======== Material for this exercise

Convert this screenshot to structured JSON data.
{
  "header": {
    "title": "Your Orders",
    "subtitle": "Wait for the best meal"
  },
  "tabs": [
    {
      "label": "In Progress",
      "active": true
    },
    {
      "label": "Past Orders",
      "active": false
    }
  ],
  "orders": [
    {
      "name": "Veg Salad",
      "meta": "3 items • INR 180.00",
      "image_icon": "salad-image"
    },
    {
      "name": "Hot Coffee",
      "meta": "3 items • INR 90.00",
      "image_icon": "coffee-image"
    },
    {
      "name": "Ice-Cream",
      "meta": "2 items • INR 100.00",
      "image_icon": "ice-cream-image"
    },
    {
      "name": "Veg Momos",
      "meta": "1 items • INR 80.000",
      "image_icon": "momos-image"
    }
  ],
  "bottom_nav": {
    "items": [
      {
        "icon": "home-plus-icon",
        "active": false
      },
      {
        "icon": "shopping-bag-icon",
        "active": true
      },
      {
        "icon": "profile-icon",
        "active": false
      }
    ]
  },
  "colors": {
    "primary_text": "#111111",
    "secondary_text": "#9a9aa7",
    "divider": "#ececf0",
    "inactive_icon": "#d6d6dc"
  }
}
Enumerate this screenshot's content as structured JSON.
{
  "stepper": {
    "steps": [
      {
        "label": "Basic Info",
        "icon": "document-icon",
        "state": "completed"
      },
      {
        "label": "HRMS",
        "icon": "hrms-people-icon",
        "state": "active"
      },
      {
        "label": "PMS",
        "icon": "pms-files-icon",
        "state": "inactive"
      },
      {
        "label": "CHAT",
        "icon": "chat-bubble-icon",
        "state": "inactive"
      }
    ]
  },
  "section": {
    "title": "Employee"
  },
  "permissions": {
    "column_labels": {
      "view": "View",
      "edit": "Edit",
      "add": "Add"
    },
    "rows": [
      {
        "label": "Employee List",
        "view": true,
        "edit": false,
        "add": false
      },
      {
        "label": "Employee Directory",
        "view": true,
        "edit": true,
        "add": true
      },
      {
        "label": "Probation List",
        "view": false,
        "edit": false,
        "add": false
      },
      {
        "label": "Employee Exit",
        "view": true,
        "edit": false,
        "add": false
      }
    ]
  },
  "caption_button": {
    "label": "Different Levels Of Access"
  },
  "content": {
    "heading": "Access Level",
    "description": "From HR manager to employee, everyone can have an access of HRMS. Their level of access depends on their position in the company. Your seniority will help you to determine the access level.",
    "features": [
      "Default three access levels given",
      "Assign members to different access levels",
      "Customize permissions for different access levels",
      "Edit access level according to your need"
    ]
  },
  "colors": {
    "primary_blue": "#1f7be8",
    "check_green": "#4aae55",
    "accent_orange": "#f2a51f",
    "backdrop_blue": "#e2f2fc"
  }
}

================

## Task instructions
Copy each line of the data above without altering a single character.

## Correct output
Convert this screenshot to structured JSON data.
{
  "header": {
    "title": "Your Orders",
    "subtitle": "Wait for the best meal"
  },
  "tabs": [
    {
      "label": "In Progress",
      "active": true
    },
    {
      "label": "Past Orders",
      "active": false
    }
  ],
  "orders": [
    {
      "name": "Veg Salad",
      "meta": "3 items • INR 180.00",
      "image_icon": "salad-image"
    },
    {
      "name": "Hot Coffee",
      "meta": "3 items • INR 90.00",
      "image_icon": "coffee-image"
    },
    {
      "name": "Ice-Cream",
      "meta": "2 items • INR 100.00",
      "image_icon": "ice-cream-image"
    },
    {
      "name": "Veg Momos",
      "meta": "1 items • INR 80.000",
      "image_icon": "momos-image"
    }
  ],
  "bottom_nav": {
    "items": [
      {
        "icon": "home-plus-icon",
        "active": false
      },
      {
        "icon": "shopping-bag-icon",
        "active": true
      },
      {
        "icon": "profile-icon",
        "active": false
      }
    ]
  },
  "colors": {
    "primary_text": "#111111",
    "secondary_text": "#9a9aa7",
    "divider": "#ececf0",
    "inactive_icon": "#d6d6dc"
  }
}
Enumerate this screenshot's content as structured JSON.
{
  "stepper": {
    "steps": [
      {
        "label": "Basic Info",
        "icon": "document-icon",
        "state": "completed"
      },
      {
        "label": "HRMS",
        "icon": "hrms-people-icon",
        "state": "active"
      },
      {
        "label": "PMS",
        "icon": "pms-files-icon",
        "state": "inactive"
      },
      {
        "label": "CHAT",
        "icon": "chat-bubble-icon",
        "state": "inactive"
      }
    ]
  },
  "section": {
    "title": "Employee"
  },
  "permissions": {
    "column_labels": {
      "view": "View",
      "edit": "Edit",
      "add": "Add"
    },
    "rows": [
      {
        "label": "Employee List",
        "view": true,
        "edit": false,
        "add": false
      },
      {
        "label": "Employee Directory",
        "view": true,
        "edit": true,
        "add": true
      },
      {
        "label": "Probation List",
        "view": false,
        "edit": false,
        "add": false
      },
      {
        "label": "Employee Exit",
        "view": true,
        "edit": false,
        "add": false
      }
    ]
  },
  "caption_button": {
    "label": "Different Levels Of Access"
  },
  "content": {
    "heading": "Access Level",
    "description": "From HR manager to employee, everyone can have an access of HRMS. Their level of access depends on their position in the company. Your seniority will help you to determine the access level.",
    "features": [
      "Default three access levels given",
      "Assign members to different access levels",
      "Customize permissions for different access levels",
      "Edit access level according to your need"
    ]
  },
  "colors": {
    "primary_blue": "#1f7be8",
    "check_green": "#4aae55",
    "accent_orange": "#f2a51f",
    "backdrop_blue": "#e2f2fc"
  }
}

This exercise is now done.